▸ **OBJECTIVE**
In the material below, identify each line bearing the word "JSON". Reproduce those lines.

▸ **RECORDS FOR THE EXERCISE**
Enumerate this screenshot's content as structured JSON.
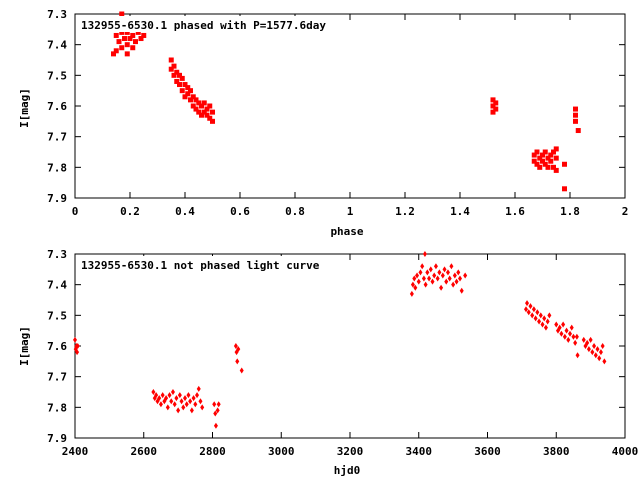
{
  "colors": {
    "points": "#ff0000",
    "axes": "#000000",
    "background": "#ffffff"
  },
  "chart_data": [
    {
      "type": "scatter",
      "title": "132955-6530.1 phased with P=1577.6day",
      "xlabel": "phase",
      "ylabel": "I[mag]",
      "xlim": [
        0,
        2
      ],
      "ylim": [
        7.9,
        7.3
      ],
      "y_inverted": true,
      "grid": false,
      "marker": "filled square",
      "xticks": [
        0,
        0.2,
        0.4,
        0.6,
        0.8,
        1,
        1.2,
        1.4,
        1.6,
        1.8,
        2
      ],
      "xtick_labels": [
        "0",
        "0.2",
        "0.4",
        "0.6",
        "0.8",
        "1",
        "1.2",
        "1.4",
        "1.6",
        "1.8",
        "2"
      ],
      "yticks": [
        7.3,
        7.4,
        7.5,
        7.6,
        7.7,
        7.8,
        7.9
      ],
      "ytick_labels": [
        "7.3",
        "7.4",
        "7.5",
        "7.6",
        "7.7",
        "7.8",
        "7.9"
      ],
      "points": [
        [
          0.14,
          7.43
        ],
        [
          0.15,
          7.37
        ],
        [
          0.15,
          7.42
        ],
        [
          0.16,
          7.35
        ],
        [
          0.16,
          7.39
        ],
        [
          0.16,
          7.33
        ],
        [
          0.17,
          7.36
        ],
        [
          0.17,
          7.3
        ],
        [
          0.17,
          7.41
        ],
        [
          0.18,
          7.34
        ],
        [
          0.18,
          7.38
        ],
        [
          0.18,
          7.32
        ],
        [
          0.19,
          7.36
        ],
        [
          0.19,
          7.4
        ],
        [
          0.19,
          7.43
        ],
        [
          0.2,
          7.35
        ],
        [
          0.2,
          7.38
        ],
        [
          0.2,
          7.33
        ],
        [
          0.21,
          7.37
        ],
        [
          0.21,
          7.41
        ],
        [
          0.22,
          7.35
        ],
        [
          0.22,
          7.39
        ],
        [
          0.23,
          7.36
        ],
        [
          0.23,
          7.34
        ],
        [
          0.24,
          7.38
        ],
        [
          0.25,
          7.37
        ],
        [
          0.35,
          7.45
        ],
        [
          0.35,
          7.48
        ],
        [
          0.36,
          7.47
        ],
        [
          0.36,
          7.5
        ],
        [
          0.37,
          7.49
        ],
        [
          0.37,
          7.52
        ],
        [
          0.38,
          7.5
        ],
        [
          0.38,
          7.53
        ],
        [
          0.39,
          7.51
        ],
        [
          0.39,
          7.55
        ],
        [
          0.4,
          7.53
        ],
        [
          0.4,
          7.57
        ],
        [
          0.41,
          7.54
        ],
        [
          0.41,
          7.56
        ],
        [
          0.42,
          7.55
        ],
        [
          0.42,
          7.58
        ],
        [
          0.43,
          7.57
        ],
        [
          0.43,
          7.6
        ],
        [
          0.44,
          7.58
        ],
        [
          0.44,
          7.61
        ],
        [
          0.45,
          7.59
        ],
        [
          0.45,
          7.62
        ],
        [
          0.46,
          7.6
        ],
        [
          0.46,
          7.63
        ],
        [
          0.47,
          7.59
        ],
        [
          0.47,
          7.62
        ],
        [
          0.48,
          7.61
        ],
        [
          0.48,
          7.63
        ],
        [
          0.49,
          7.6
        ],
        [
          0.49,
          7.64
        ],
        [
          0.5,
          7.62
        ],
        [
          0.5,
          7.65
        ],
        [
          1.52,
          7.58
        ],
        [
          1.52,
          7.6
        ],
        [
          1.52,
          7.62
        ],
        [
          1.53,
          7.59
        ],
        [
          1.53,
          7.61
        ],
        [
          1.67,
          7.76
        ],
        [
          1.67,
          7.78
        ],
        [
          1.68,
          7.75
        ],
        [
          1.68,
          7.79
        ],
        [
          1.69,
          7.77
        ],
        [
          1.69,
          7.8
        ],
        [
          1.7,
          7.76
        ],
        [
          1.7,
          7.78
        ],
        [
          1.71,
          7.75
        ],
        [
          1.71,
          7.79
        ],
        [
          1.72,
          7.77
        ],
        [
          1.72,
          7.8
        ],
        [
          1.73,
          7.76
        ],
        [
          1.73,
          7.78
        ],
        [
          1.74,
          7.75
        ],
        [
          1.74,
          7.8
        ],
        [
          1.75,
          7.77
        ],
        [
          1.75,
          7.81
        ],
        [
          1.75,
          7.74
        ],
        [
          1.78,
          7.79
        ],
        [
          1.78,
          7.87
        ],
        [
          1.82,
          7.61
        ],
        [
          1.82,
          7.63
        ],
        [
          1.82,
          7.65
        ],
        [
          1.83,
          7.68
        ]
      ]
    },
    {
      "type": "scatter",
      "title": "132955-6530.1 not phased light curve",
      "xlabel": "hjd0",
      "ylabel": "I[mag]",
      "xlim": [
        2400,
        4000
      ],
      "ylim": [
        7.9,
        7.3
      ],
      "y_inverted": true,
      "grid": false,
      "marker": "small diamond",
      "xticks": [
        2400,
        2600,
        2800,
        3000,
        3200,
        3400,
        3600,
        3800,
        4000
      ],
      "xtick_labels": [
        "2400",
        "2600",
        "2800",
        "3000",
        "3200",
        "3400",
        "3600",
        "3800",
        "4000"
      ],
      "yticks": [
        7.3,
        7.4,
        7.5,
        7.6,
        7.7,
        7.8,
        7.9
      ],
      "ytick_labels": [
        "7.3",
        "7.4",
        "7.5",
        "7.6",
        "7.7",
        "7.8",
        "7.9"
      ],
      "points": [
        [
          2400,
          7.58
        ],
        [
          2402,
          7.61
        ],
        [
          2404,
          7.6
        ],
        [
          2406,
          7.62
        ],
        [
          2408,
          7.6
        ],
        [
          2628,
          7.75
        ],
        [
          2632,
          7.77
        ],
        [
          2636,
          7.76
        ],
        [
          2640,
          7.78
        ],
        [
          2645,
          7.77
        ],
        [
          2650,
          7.79
        ],
        [
          2655,
          7.76
        ],
        [
          2660,
          7.78
        ],
        [
          2665,
          7.77
        ],
        [
          2670,
          7.8
        ],
        [
          2675,
          7.76
        ],
        [
          2680,
          7.78
        ],
        [
          2685,
          7.75
        ],
        [
          2690,
          7.79
        ],
        [
          2695,
          7.77
        ],
        [
          2700,
          7.81
        ],
        [
          2705,
          7.76
        ],
        [
          2710,
          7.78
        ],
        [
          2715,
          7.8
        ],
        [
          2720,
          7.77
        ],
        [
          2725,
          7.79
        ],
        [
          2730,
          7.76
        ],
        [
          2735,
          7.78
        ],
        [
          2740,
          7.81
        ],
        [
          2745,
          7.77
        ],
        [
          2750,
          7.79
        ],
        [
          2755,
          7.76
        ],
        [
          2760,
          7.74
        ],
        [
          2765,
          7.78
        ],
        [
          2770,
          7.8
        ],
        [
          2805,
          7.79
        ],
        [
          2808,
          7.82
        ],
        [
          2810,
          7.86
        ],
        [
          2815,
          7.81
        ],
        [
          2818,
          7.79
        ],
        [
          2868,
          7.6
        ],
        [
          2870,
          7.62
        ],
        [
          2872,
          7.65
        ],
        [
          2875,
          7.61
        ],
        [
          2885,
          7.68
        ],
        [
          3380,
          7.43
        ],
        [
          3383,
          7.4
        ],
        [
          3387,
          7.38
        ],
        [
          3390,
          7.41
        ],
        [
          3395,
          7.37
        ],
        [
          3400,
          7.39
        ],
        [
          3405,
          7.36
        ],
        [
          3410,
          7.34
        ],
        [
          3415,
          7.38
        ],
        [
          3418,
          7.3
        ],
        [
          3420,
          7.4
        ],
        [
          3425,
          7.36
        ],
        [
          3430,
          7.38
        ],
        [
          3435,
          7.35
        ],
        [
          3440,
          7.39
        ],
        [
          3445,
          7.37
        ],
        [
          3450,
          7.34
        ],
        [
          3455,
          7.38
        ],
        [
          3460,
          7.36
        ],
        [
          3465,
          7.41
        ],
        [
          3470,
          7.37
        ],
        [
          3475,
          7.35
        ],
        [
          3480,
          7.39
        ],
        [
          3485,
          7.36
        ],
        [
          3490,
          7.38
        ],
        [
          3495,
          7.34
        ],
        [
          3500,
          7.4
        ],
        [
          3505,
          7.37
        ],
        [
          3510,
          7.39
        ],
        [
          3515,
          7.36
        ],
        [
          3520,
          7.38
        ],
        [
          3525,
          7.42
        ],
        [
          3535,
          7.37
        ],
        [
          3712,
          7.48
        ],
        [
          3715,
          7.46
        ],
        [
          3720,
          7.49
        ],
        [
          3725,
          7.47
        ],
        [
          3730,
          7.5
        ],
        [
          3735,
          7.48
        ],
        [
          3740,
          7.51
        ],
        [
          3745,
          7.49
        ],
        [
          3750,
          7.52
        ],
        [
          3755,
          7.5
        ],
        [
          3760,
          7.53
        ],
        [
          3765,
          7.51
        ],
        [
          3770,
          7.54
        ],
        [
          3775,
          7.52
        ],
        [
          3780,
          7.5
        ],
        [
          3800,
          7.53
        ],
        [
          3805,
          7.55
        ],
        [
          3810,
          7.54
        ],
        [
          3815,
          7.56
        ],
        [
          3820,
          7.53
        ],
        [
          3825,
          7.57
        ],
        [
          3830,
          7.55
        ],
        [
          3835,
          7.58
        ],
        [
          3840,
          7.56
        ],
        [
          3845,
          7.54
        ],
        [
          3850,
          7.57
        ],
        [
          3855,
          7.59
        ],
        [
          3860,
          7.57
        ],
        [
          3862,
          7.63
        ],
        [
          3880,
          7.58
        ],
        [
          3885,
          7.6
        ],
        [
          3890,
          7.59
        ],
        [
          3895,
          7.61
        ],
        [
          3900,
          7.58
        ],
        [
          3905,
          7.62
        ],
        [
          3910,
          7.6
        ],
        [
          3915,
          7.63
        ],
        [
          3920,
          7.61
        ],
        [
          3925,
          7.64
        ],
        [
          3930,
          7.62
        ],
        [
          3935,
          7.6
        ],
        [
          3940,
          7.65
        ]
      ]
    }
  ]
}
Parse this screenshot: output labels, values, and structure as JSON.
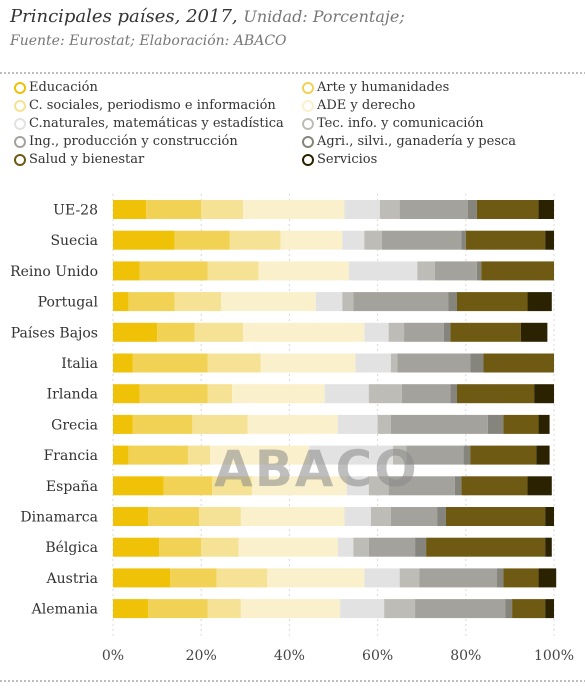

▸ **COMPLETE RESPONSE**
Enumerate this screenshot's content as structured JSON.
Parse this screenshot: output labels, values, and structure as JSON.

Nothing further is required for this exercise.